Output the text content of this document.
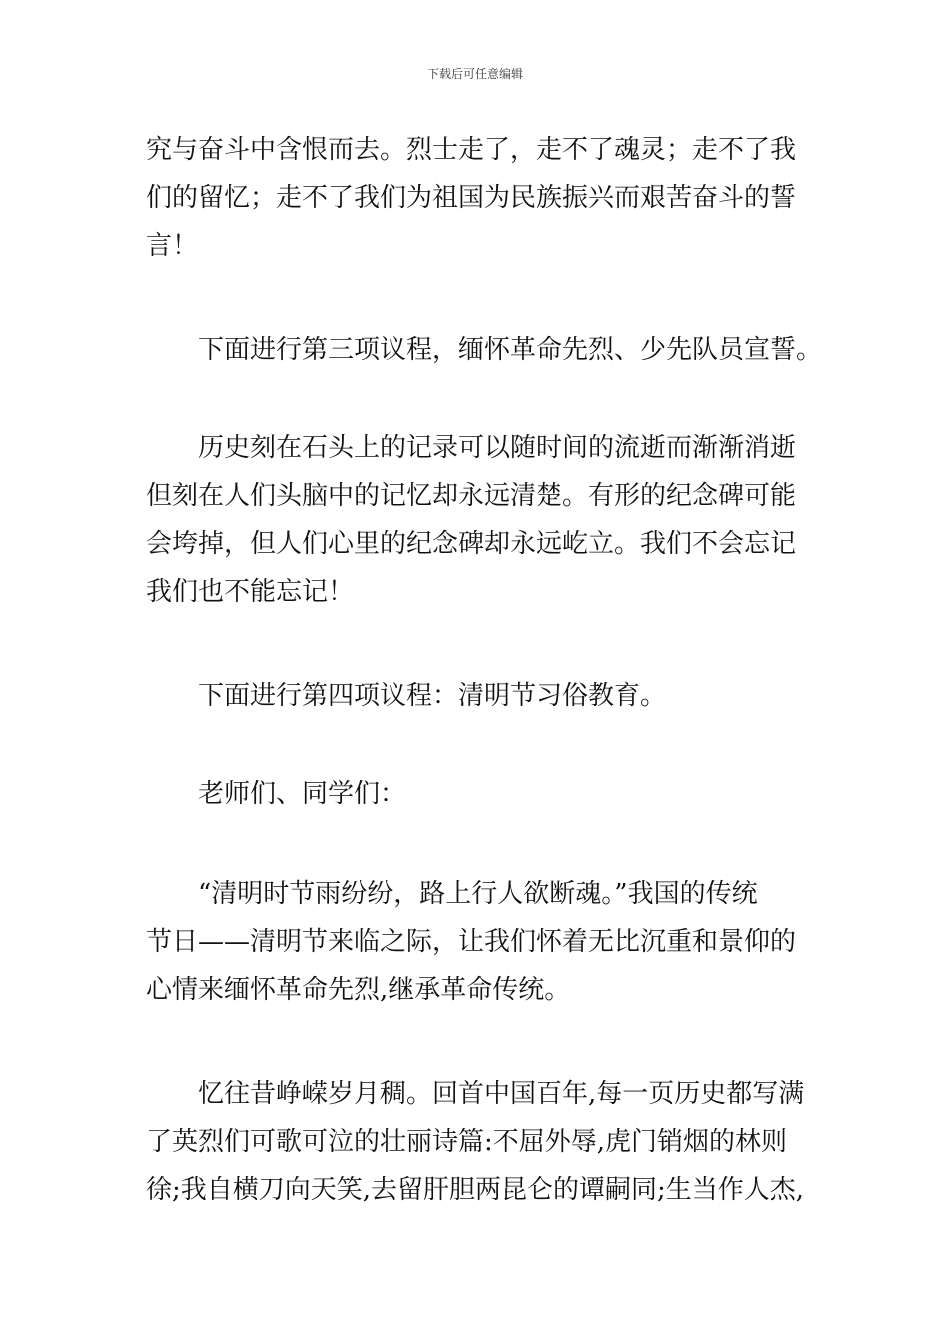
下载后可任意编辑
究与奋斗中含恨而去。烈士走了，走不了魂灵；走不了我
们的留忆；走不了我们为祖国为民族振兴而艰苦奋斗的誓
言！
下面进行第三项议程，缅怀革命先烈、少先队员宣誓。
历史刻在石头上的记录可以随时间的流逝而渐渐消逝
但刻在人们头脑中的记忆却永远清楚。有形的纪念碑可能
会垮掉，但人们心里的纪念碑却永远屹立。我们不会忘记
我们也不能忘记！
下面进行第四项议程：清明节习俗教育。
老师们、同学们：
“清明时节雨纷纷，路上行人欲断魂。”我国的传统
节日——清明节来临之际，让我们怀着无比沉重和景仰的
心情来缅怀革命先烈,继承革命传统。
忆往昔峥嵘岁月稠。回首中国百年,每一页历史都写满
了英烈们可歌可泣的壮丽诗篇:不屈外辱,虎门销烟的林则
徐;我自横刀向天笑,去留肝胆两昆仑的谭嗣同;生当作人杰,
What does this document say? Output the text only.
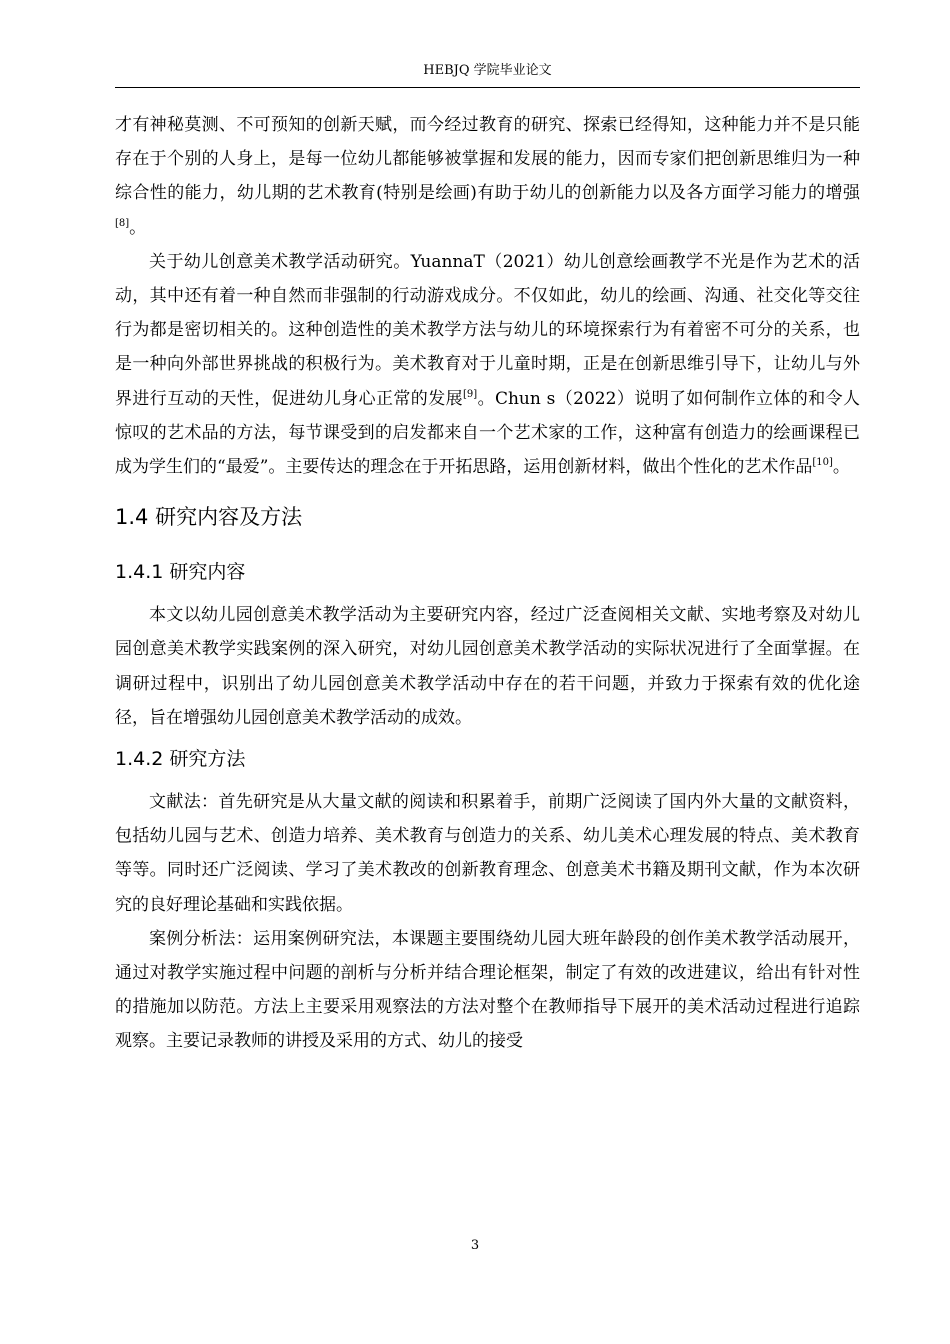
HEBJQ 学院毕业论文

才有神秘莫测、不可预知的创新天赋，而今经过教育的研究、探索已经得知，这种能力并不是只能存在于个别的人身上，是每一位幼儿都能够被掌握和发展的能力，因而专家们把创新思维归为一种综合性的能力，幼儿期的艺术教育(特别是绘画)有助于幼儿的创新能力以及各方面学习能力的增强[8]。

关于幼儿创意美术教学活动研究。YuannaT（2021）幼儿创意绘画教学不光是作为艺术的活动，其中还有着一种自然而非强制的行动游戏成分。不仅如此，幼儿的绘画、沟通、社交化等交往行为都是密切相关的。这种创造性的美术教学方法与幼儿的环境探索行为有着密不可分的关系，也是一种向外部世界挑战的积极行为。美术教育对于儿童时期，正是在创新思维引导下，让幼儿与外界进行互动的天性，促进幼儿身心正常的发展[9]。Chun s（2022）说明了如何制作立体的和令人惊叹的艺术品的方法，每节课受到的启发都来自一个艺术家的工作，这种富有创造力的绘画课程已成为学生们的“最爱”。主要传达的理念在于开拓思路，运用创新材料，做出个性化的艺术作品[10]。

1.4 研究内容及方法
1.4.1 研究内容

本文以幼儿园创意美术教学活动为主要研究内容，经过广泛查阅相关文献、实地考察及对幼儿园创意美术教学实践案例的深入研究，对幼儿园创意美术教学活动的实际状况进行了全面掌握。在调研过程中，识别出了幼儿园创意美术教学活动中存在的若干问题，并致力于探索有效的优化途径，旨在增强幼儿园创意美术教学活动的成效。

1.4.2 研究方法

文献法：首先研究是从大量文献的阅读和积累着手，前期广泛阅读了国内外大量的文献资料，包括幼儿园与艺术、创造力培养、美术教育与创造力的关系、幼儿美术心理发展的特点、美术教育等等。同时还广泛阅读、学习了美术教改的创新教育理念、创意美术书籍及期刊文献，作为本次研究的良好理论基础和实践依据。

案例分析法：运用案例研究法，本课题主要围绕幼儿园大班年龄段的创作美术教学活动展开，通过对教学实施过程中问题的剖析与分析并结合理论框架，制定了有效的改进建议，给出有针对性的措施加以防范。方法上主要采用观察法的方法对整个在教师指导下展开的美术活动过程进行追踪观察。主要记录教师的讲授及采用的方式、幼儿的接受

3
---
What you are asked to do -
Locate "What does this" in the listing above, then print exactly the lines from that line through the final one, omitting all pictures.

Output below -
What does this document say? Output the text only.
HEBJQ 学院毕业论文

才有神秘莫测、不可预知的创新天赋，而今经过教育的研究、探索已经得知，这种能力并不是只能存在于个别的人身上，是每一位幼儿都能够被掌握和发展的能力，因而专家们把创新思维归为一种综合性的能力，幼儿期的艺术教育(特别是绘画)有助于幼儿的创新能力以及各方面学习能力的增强[8]。

关于幼儿创意美术教学活动研究。YuannaT（2021）幼儿创意绘画教学不光是作为艺术的活动，其中还有着一种自然而非强制的行动游戏成分。不仅如此，幼儿的绘画、沟通、社交化等交往行为都是密切相关的。这种创造性的美术教学方法与幼儿的环境探索行为有着密不可分的关系，也是一种向外部世界挑战的积极行为。美术教育对于儿童时期，正是在创新思维引导下，让幼儿与外界进行互动的天性，促进幼儿身心正常的发展[9]。Chun s（2022）说明了如何制作立体的和令人惊叹的艺术品的方法，每节课受到的启发都来自一个艺术家的工作，这种富有创造力的绘画课程已成为学生们的“最爱”。主要传达的理念在于开拓思路，运用创新材料，做出个性化的艺术作品[10]。

1.4 研究内容及方法
1.4.1 研究内容

本文以幼儿园创意美术教学活动为主要研究内容，经过广泛查阅相关文献、实地考察及对幼儿园创意美术教学实践案例的深入研究，对幼儿园创意美术教学活动的实际状况进行了全面掌握。在调研过程中，识别出了幼儿园创意美术教学活动中存在的若干问题，并致力于探索有效的优化途径，旨在增强幼儿园创意美术教学活动的成效。

1.4.2 研究方法

文献法：首先研究是从大量文献的阅读和积累着手，前期广泛阅读了国内外大量的文献资料，包括幼儿园与艺术、创造力培养、美术教育与创造力的关系、幼儿美术心理发展的特点、美术教育等等。同时还广泛阅读、学习了美术教改的创新教育理念、创意美术书籍及期刊文献，作为本次研究的良好理论基础和实践依据。

案例分析法：运用案例研究法，本课题主要围绕幼儿园大班年龄段的创作美术教学活动展开，通过对教学实施过程中问题的剖析与分析并结合理论框架，制定了有效的改进建议，给出有针对性的措施加以防范。方法上主要采用观察法的方法对整个在教师指导下展开的美术活动过程进行追踪观察。主要记录教师的讲授及采用的方式、幼儿的接受

3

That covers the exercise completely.